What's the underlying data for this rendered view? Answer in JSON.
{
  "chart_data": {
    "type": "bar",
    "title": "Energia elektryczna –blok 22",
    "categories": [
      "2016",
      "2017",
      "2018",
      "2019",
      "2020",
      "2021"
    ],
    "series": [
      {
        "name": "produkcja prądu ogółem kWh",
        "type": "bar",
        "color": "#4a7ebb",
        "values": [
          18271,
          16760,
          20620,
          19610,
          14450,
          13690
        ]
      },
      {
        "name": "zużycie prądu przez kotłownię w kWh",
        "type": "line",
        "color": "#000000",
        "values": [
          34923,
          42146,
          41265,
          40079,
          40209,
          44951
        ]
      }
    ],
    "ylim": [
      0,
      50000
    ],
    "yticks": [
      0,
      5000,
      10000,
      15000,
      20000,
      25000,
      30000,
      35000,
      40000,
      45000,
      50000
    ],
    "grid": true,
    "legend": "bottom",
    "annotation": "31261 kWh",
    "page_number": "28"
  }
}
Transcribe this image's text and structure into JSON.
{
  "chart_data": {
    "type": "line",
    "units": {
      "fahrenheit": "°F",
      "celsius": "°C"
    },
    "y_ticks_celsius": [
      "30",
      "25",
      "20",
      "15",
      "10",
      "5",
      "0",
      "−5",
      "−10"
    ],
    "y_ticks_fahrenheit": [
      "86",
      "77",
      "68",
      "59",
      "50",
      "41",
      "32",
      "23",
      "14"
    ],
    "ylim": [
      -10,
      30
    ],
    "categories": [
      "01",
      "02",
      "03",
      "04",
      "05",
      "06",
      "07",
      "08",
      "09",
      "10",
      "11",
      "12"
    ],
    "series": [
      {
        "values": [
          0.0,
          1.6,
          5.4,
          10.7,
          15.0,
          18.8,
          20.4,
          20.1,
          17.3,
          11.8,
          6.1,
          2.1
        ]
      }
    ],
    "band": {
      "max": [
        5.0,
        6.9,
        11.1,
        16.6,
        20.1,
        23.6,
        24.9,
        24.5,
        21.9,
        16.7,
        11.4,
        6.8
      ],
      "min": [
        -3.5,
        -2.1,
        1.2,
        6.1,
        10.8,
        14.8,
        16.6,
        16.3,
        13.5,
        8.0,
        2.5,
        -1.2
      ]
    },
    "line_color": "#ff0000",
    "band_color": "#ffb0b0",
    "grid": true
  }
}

= INSTRUCTION =
Please quote the data above in full, with no line missing.

= PROBLEM SOLUTION =
What's the underlying data for this rendered view? Answer in JSON.
{
  "chart_data": {
    "type": "bar",
    "title": "Energia elektryczna –blok 22",
    "categories": [
      "2016",
      "2017",
      "2018",
      "2019",
      "2020",
      "2021"
    ],
    "series": [
      {
        "name": "produkcja prądu ogółem kWh",
        "type": "bar",
        "color": "#4a7ebb",
        "values": [
          18271,
          16760,
          20620,
          19610,
          14450,
          13690
        ]
      },
      {
        "name": "zużycie prądu przez kotłownię w kWh",
        "type": "line",
        "color": "#000000",
        "values": [
          34923,
          42146,
          41265,
          40079,
          40209,
          44951
        ]
      }
    ],
    "ylim": [
      0,
      50000
    ],
    "yticks": [
      0,
      5000,
      10000,
      15000,
      20000,
      25000,
      30000,
      35000,
      40000,
      45000,
      50000
    ],
    "grid": true,
    "legend": "bottom",
    "annotation": "31261 kWh",
    "page_number": "28"
  }
}
Transcribe this image's text and structure into JSON.
{
  "chart_data": {
    "type": "line",
    "units": {
      "fahrenheit": "°F",
      "celsius": "°C"
    },
    "y_ticks_celsius": [
      "30",
      "25",
      "20",
      "15",
      "10",
      "5",
      "0",
      "−5",
      "−10"
    ],
    "y_ticks_fahrenheit": [
      "86",
      "77",
      "68",
      "59",
      "50",
      "41",
      "32",
      "23",
      "14"
    ],
    "ylim": [
      -10,
      30
    ],
    "categories": [
      "01",
      "02",
      "03",
      "04",
      "05",
      "06",
      "07",
      "08",
      "09",
      "10",
      "11",
      "12"
    ],
    "series": [
      {
        "values": [
          0.0,
          1.6,
          5.4,
          10.7,
          15.0,
          18.8,
          20.4,
          20.1,
          17.3,
          11.8,
          6.1,
          2.1
        ]
      }
    ],
    "band": {
      "max": [
        5.0,
        6.9,
        11.1,
        16.6,
        20.1,
        23.6,
        24.9,
        24.5,
        21.9,
        16.7,
        11.4,
        6.8
      ],
      "min": [
        -3.5,
        -2.1,
        1.2,
        6.1,
        10.8,
        14.8,
        16.6,
        16.3,
        13.5,
        8.0,
        2.5,
        -1.2
      ]
    },
    "line_color": "#ff0000",
    "band_color": "#ffb0b0",
    "grid": true
  }
}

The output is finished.